**Task 1**: Please reproduce the forum thread on keeping clones alive from "## umbra (Jan" to "radiation) not watts.".

begin Text block

If you are going to try and keep a clone alive for an extended period of time and conditions don't allow for a mother plant then I find cloning the clone as a good method. Basically you root a clone, wait for it to get just big enough to take one or 2 cuts off of it and then root those clones. Once the roots take you kill the mother plant and repeat the process for as long as you need to. Clones need very little light compared to a mother plant. I usually use a single small CFL bulb.


----------



## Pete (Jan 18, 2019)

I hope you got Bud of the Month for that monster.


----------



## umbra (Jan 18, 2019)

I use dip n gro. When looking at the output of leds, the 66 watt number Nick gave means nothing. Leds are measured in PAR ( photosynthethically active radiation) not watts.
https://en.wikipedia.org/wiki/Photosynthetically_active_radiation
If you are too lazy to look stuff up, maybe you should just buy weed. Growing isn't for everybody and it is work to get good at it.


----------



## St_Nick (Jan 18, 2019)

end Text block

**Task 2**: Update the listing from its start to the line with "user-name[interactable]: 冰洛希 xyxy=(100,454,184,482)", replacing "message-time" with "timestamp" and leaving everything else unchanged. Return only those lines.

begin Data entries

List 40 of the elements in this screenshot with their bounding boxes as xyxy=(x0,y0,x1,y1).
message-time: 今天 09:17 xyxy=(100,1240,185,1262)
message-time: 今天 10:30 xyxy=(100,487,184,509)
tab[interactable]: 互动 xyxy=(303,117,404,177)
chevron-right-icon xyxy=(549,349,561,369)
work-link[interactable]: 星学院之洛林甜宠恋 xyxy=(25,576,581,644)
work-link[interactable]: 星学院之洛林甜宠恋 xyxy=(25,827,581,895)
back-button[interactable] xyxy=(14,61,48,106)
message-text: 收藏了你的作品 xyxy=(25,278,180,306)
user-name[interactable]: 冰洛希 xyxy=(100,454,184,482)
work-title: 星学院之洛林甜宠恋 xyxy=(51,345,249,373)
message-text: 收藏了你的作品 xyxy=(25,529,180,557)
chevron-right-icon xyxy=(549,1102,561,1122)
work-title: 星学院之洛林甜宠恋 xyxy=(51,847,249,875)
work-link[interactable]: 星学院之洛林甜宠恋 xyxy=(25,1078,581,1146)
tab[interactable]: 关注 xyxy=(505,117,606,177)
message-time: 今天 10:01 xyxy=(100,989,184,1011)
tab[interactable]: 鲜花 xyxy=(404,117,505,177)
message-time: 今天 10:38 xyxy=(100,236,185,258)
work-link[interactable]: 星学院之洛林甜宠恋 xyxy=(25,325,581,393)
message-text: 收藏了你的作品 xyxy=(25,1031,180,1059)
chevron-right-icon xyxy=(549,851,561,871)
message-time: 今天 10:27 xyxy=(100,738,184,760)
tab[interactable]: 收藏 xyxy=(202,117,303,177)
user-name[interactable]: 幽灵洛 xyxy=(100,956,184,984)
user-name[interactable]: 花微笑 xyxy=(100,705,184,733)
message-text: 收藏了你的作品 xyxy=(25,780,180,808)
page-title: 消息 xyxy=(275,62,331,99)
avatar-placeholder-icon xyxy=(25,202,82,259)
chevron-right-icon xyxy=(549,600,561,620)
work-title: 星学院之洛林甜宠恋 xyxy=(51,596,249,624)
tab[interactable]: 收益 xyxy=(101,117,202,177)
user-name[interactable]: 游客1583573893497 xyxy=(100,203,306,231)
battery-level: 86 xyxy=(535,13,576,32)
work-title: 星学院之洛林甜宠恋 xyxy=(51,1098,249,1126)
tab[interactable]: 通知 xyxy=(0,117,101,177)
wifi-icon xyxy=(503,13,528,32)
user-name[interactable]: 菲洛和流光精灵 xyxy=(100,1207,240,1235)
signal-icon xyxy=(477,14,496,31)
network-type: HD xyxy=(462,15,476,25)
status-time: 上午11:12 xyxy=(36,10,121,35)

end Data entries

**Final answer 1**:
## umbra (Jan 18, 2019)

I use dip n gro. When looking at the output of leds, the 66 watt number Nick gave means nothing. Leds are measured in PAR ( photosynthethically active radiation) not watts.

**Final answer 2**:
List 40 of the elements in this screenshot with their bounding boxes as xyxy=(x0,y0,x1,y1).
timestamp: 今天 09:17 xyxy=(100,1240,185,1262)
timestamp: 今天 10:30 xyxy=(100,487,184,509)
tab[interactable]: 互动 xyxy=(303,117,404,177)
chevron-right-icon xyxy=(549,349,561,369)
work-link[interactable]: 星学院之洛林甜宠恋 xyxy=(25,576,581,644)
work-link[interactable]: 星学院之洛林甜宠恋 xyxy=(25,827,581,895)
back-button[interactable] xyxy=(14,61,48,106)
message-text: 收藏了你的作品 xyxy=(25,278,180,306)
user-name[interactable]: 冰洛希 xyxy=(100,454,184,482)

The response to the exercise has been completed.